--- start of Data for the task ---

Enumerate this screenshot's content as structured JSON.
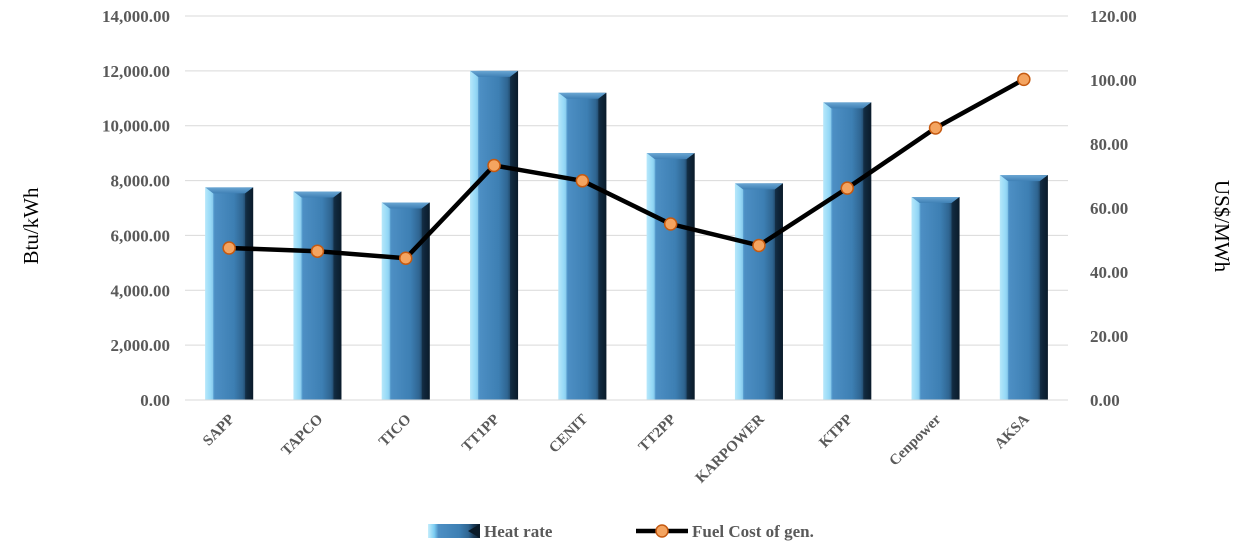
{
  "chart_data": {
    "type": "bar",
    "categories": [
      "SAPP",
      "TAPCO",
      "TICO",
      "TT1PP",
      "CENIT",
      "TT2PP",
      "KARPOWER",
      "KTPP",
      "Cenpower",
      "AKSA"
    ],
    "series": [
      {
        "name": "Heat rate",
        "type": "bar",
        "axis": "left",
        "values": [
          7750,
          7600,
          7200,
          12000,
          11200,
          9000,
          7900,
          10850,
          7400,
          8200
        ]
      },
      {
        "name": "Fuel Cost of gen.",
        "type": "line",
        "axis": "right",
        "values": [
          47.5,
          46.5,
          44.3,
          73.3,
          68.5,
          55.0,
          48.3,
          66.2,
          85.0,
          100.2
        ]
      }
    ],
    "ylabel": "Btu/kWh",
    "y2label": "US$/MWh",
    "ylim": [
      0,
      14000
    ],
    "y2lim": [
      0,
      120
    ],
    "yticks": [
      "0.00",
      "2,000.00",
      "4,000.00",
      "6,000.00",
      "8,000.00",
      "10,000.00",
      "12,000.00",
      "14,000.00"
    ],
    "y2ticks": [
      "0.00",
      "20.00",
      "40.00",
      "60.00",
      "80.00",
      "100.00",
      "120.00"
    ],
    "grid": true,
    "legend_position": "bottom",
    "colors": {
      "bar_light": "#b8e6fb",
      "bar_mid": "#3f80b5",
      "bar_dark": "#10263a",
      "line": "#000000",
      "marker_fill": "#f4a460",
      "marker_stroke": "#c55a11"
    }
  }
}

--- end of Data for the task ---

*Task details*.
Repeat the records above exactly, leaving out the pictures.

*Expected answer*.
Enumerate this screenshot's content as structured JSON.
{
  "chart_data": {
    "type": "bar",
    "categories": [
      "SAPP",
      "TAPCO",
      "TICO",
      "TT1PP",
      "CENIT",
      "TT2PP",
      "KARPOWER",
      "KTPP",
      "Cenpower",
      "AKSA"
    ],
    "series": [
      {
        "name": "Heat rate",
        "type": "bar",
        "axis": "left",
        "values": [
          7750,
          7600,
          7200,
          12000,
          11200,
          9000,
          7900,
          10850,
          7400,
          8200
        ]
      },
      {
        "name": "Fuel Cost of gen.",
        "type": "line",
        "axis": "right",
        "values": [
          47.5,
          46.5,
          44.3,
          73.3,
          68.5,
          55.0,
          48.3,
          66.2,
          85.0,
          100.2
        ]
      }
    ],
    "ylabel": "Btu/kWh",
    "y2label": "US$/MWh",
    "ylim": [
      0,
      14000
    ],
    "y2lim": [
      0,
      120
    ],
    "yticks": [
      "0.00",
      "2,000.00",
      "4,000.00",
      "6,000.00",
      "8,000.00",
      "10,000.00",
      "12,000.00",
      "14,000.00"
    ],
    "y2ticks": [
      "0.00",
      "20.00",
      "40.00",
      "60.00",
      "80.00",
      "100.00",
      "120.00"
    ],
    "grid": true,
    "legend_position": "bottom",
    "colors": {
      "bar_light": "#b8e6fb",
      "bar_mid": "#3f80b5",
      "bar_dark": "#10263a",
      "line": "#000000",
      "marker_fill": "#f4a460",
      "marker_stroke": "#c55a11"
    }
  }
}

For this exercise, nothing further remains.